From the entries that follow, pick out all lines holding "following".

** start EXTRACTED MATERIAL **

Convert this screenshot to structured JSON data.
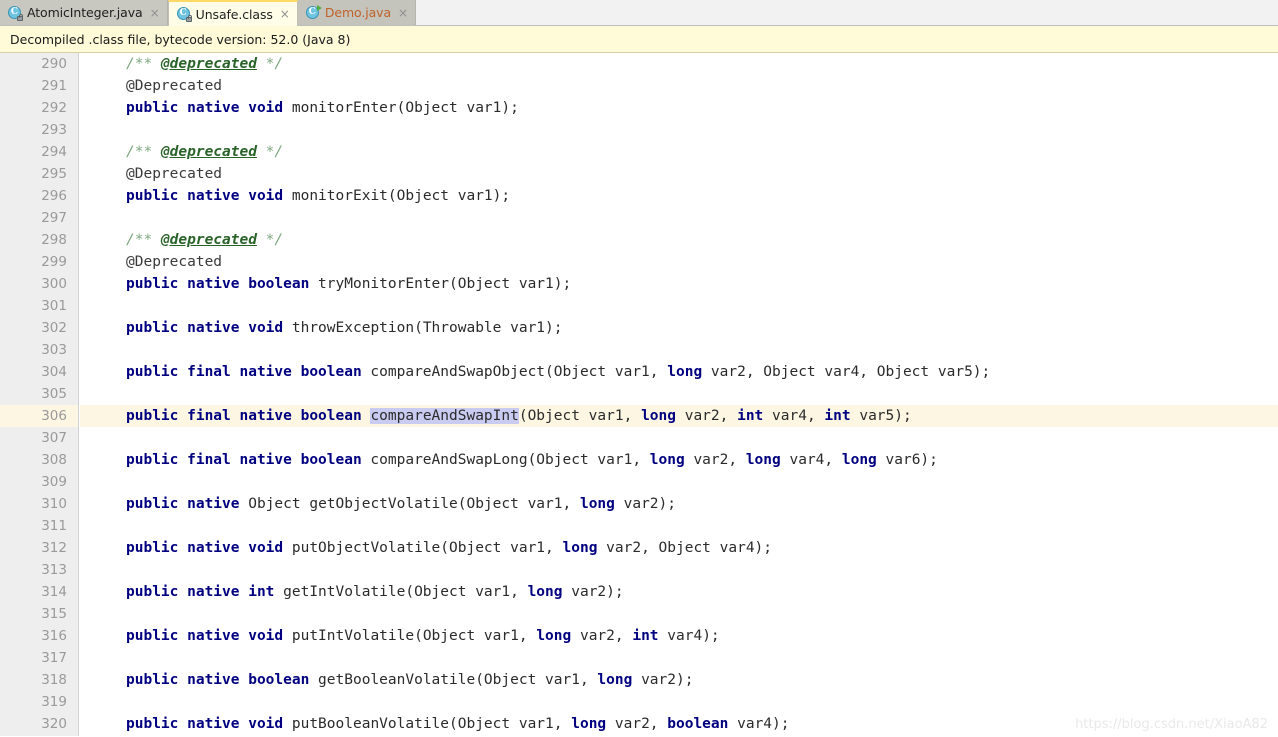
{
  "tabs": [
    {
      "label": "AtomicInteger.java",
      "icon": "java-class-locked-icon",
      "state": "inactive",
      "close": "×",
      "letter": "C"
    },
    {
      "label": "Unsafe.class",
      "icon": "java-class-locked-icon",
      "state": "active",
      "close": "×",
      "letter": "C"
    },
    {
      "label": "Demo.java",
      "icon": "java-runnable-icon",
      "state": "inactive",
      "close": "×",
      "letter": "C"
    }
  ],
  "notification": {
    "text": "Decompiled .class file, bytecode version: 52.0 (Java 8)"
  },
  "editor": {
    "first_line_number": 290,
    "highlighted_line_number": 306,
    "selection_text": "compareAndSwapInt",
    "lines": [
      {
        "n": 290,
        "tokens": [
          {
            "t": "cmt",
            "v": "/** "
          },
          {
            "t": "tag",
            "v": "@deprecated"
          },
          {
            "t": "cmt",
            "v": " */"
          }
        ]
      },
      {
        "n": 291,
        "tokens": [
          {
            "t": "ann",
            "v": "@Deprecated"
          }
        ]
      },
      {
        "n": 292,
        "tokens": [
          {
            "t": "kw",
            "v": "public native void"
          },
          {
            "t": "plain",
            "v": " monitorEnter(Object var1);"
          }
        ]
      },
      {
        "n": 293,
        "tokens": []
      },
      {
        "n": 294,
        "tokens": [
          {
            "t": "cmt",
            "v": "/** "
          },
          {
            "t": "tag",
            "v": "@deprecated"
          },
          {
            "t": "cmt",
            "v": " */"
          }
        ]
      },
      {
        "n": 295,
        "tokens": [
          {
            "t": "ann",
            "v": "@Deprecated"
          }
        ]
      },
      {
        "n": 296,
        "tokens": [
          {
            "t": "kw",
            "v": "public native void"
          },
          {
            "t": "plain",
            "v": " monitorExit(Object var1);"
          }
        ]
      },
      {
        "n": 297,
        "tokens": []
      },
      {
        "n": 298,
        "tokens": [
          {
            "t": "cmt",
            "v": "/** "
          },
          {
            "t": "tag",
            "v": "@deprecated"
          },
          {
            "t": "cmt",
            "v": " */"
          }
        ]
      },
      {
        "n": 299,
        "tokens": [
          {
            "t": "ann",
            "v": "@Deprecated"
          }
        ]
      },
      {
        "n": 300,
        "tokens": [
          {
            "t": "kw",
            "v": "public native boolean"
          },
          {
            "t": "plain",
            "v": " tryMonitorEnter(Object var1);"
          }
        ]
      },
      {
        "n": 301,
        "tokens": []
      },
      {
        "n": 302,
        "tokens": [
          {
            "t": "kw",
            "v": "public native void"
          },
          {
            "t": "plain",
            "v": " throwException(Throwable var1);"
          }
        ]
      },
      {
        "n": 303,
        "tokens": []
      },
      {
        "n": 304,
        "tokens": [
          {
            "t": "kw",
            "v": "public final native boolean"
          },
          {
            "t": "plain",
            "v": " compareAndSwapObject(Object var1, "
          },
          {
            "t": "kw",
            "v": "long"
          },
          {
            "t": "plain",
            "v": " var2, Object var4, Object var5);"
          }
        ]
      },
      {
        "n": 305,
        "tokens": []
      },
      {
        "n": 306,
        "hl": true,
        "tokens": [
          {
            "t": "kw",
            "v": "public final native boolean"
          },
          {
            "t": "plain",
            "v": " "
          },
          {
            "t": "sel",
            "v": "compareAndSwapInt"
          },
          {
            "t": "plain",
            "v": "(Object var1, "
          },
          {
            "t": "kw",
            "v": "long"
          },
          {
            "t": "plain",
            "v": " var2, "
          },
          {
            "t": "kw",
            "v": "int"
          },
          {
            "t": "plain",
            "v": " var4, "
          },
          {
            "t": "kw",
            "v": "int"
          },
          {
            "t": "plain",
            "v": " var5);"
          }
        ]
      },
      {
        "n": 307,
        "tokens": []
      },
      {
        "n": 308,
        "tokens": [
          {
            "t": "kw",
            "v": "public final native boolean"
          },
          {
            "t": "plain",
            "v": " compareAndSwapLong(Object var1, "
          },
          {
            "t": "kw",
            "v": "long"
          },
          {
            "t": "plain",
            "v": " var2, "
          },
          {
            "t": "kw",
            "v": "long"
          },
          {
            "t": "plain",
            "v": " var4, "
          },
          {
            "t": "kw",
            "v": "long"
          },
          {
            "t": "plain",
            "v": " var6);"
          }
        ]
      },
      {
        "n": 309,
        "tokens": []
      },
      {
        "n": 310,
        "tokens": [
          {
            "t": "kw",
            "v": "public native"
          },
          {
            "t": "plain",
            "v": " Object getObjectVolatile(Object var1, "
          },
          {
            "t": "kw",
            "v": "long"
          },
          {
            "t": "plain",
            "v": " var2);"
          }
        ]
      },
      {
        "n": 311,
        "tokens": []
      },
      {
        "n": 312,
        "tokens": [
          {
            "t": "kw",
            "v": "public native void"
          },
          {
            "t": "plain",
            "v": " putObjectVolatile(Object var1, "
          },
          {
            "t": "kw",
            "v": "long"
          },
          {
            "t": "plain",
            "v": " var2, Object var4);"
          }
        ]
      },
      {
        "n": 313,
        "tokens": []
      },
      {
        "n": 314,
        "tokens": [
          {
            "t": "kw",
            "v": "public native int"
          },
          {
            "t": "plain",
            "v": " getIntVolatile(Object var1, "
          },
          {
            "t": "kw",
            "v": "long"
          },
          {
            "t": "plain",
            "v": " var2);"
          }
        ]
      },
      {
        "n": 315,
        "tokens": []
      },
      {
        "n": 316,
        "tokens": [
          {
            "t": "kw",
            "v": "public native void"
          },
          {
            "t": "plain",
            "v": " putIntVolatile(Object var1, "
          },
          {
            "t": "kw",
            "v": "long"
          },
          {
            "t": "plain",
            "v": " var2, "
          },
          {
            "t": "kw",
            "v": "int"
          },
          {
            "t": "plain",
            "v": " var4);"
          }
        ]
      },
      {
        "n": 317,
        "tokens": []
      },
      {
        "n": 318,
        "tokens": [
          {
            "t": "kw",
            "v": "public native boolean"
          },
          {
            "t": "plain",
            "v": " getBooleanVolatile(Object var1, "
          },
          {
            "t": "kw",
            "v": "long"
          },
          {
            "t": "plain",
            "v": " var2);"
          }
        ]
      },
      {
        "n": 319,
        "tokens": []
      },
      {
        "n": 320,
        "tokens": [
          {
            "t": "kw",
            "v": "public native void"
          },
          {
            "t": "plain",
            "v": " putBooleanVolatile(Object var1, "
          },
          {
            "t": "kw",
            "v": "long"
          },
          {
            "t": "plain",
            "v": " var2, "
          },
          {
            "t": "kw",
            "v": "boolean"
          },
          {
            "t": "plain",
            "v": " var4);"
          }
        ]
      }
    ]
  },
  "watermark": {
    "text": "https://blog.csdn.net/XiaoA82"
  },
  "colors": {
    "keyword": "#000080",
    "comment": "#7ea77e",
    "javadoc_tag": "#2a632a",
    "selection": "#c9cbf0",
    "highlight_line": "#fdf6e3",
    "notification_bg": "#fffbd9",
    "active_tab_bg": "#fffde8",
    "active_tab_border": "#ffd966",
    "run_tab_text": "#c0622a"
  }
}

** end EXTRACTED MATERIAL **
** start EXTRACTED MATERIAL **

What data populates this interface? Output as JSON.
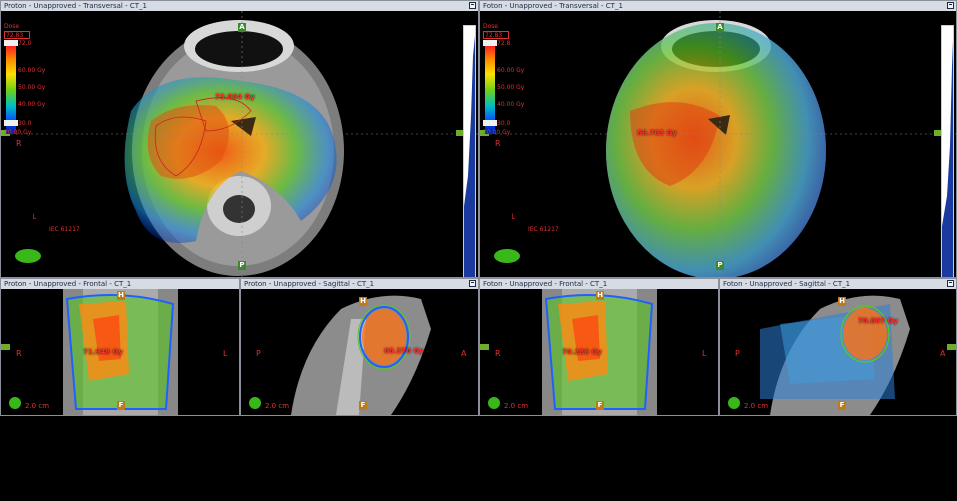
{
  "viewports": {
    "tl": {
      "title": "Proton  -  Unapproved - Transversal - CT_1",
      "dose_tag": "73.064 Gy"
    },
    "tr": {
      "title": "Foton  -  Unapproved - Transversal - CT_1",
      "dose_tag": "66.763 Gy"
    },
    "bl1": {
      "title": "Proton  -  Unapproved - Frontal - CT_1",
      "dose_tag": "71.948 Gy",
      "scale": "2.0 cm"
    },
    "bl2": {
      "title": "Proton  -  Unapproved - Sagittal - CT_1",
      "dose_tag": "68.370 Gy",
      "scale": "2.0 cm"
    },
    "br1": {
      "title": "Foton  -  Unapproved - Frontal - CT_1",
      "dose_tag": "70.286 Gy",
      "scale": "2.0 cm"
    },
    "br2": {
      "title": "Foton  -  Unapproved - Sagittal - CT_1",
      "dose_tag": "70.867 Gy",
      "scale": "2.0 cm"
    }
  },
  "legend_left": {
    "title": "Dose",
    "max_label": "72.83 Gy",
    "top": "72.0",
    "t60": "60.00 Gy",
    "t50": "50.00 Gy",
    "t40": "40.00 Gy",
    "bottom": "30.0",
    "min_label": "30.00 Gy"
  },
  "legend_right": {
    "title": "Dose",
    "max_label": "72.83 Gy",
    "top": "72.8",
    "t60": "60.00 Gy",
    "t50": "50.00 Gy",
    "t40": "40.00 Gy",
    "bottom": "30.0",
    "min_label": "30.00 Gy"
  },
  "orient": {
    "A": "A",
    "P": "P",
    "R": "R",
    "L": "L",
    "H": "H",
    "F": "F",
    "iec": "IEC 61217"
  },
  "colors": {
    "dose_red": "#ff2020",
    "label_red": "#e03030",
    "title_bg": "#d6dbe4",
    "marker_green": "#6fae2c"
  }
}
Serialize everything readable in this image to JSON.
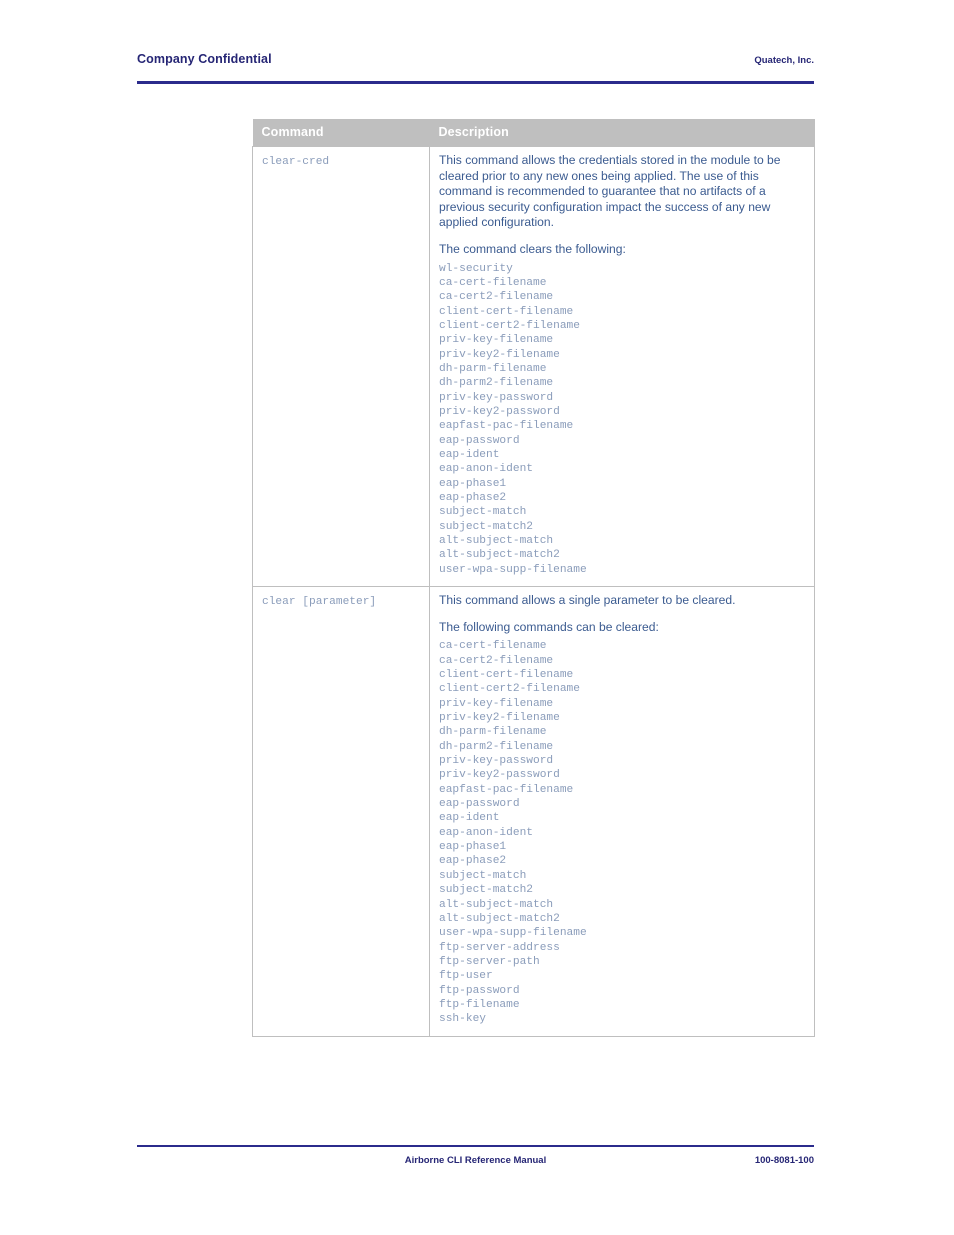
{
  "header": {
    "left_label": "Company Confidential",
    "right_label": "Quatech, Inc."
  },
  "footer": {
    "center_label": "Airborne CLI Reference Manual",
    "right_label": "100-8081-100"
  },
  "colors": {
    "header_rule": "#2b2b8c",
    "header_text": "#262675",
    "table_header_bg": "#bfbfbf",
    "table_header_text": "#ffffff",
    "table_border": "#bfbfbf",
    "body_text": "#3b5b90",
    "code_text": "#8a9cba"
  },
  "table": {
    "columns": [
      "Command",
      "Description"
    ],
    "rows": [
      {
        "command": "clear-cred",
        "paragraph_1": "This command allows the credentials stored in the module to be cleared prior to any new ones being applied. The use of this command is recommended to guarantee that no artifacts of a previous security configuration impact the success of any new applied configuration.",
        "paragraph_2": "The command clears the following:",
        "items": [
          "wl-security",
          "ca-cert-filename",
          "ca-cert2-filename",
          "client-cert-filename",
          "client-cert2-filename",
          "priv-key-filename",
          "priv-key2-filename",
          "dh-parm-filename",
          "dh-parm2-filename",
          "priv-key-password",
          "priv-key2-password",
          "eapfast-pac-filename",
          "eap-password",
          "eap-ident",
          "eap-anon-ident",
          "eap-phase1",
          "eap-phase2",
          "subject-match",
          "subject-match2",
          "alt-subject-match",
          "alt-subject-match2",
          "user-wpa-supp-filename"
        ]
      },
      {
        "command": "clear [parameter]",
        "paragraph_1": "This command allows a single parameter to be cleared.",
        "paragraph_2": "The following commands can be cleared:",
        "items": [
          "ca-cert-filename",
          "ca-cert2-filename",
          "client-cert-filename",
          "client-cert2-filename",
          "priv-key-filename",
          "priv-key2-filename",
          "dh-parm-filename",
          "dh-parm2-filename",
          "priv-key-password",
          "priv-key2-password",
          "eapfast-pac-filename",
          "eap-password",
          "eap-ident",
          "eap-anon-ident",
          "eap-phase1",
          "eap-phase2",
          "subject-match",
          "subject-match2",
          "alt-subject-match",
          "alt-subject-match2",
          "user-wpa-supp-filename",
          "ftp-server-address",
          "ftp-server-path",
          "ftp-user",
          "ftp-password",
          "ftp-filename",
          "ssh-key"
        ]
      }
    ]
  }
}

** end EXTRACTED MATERIAL **

▶ _FINISHED TASK_
        "paragraph_2": "The command clears the following:",
        "paragraph_2": "The following commands can be cleared:",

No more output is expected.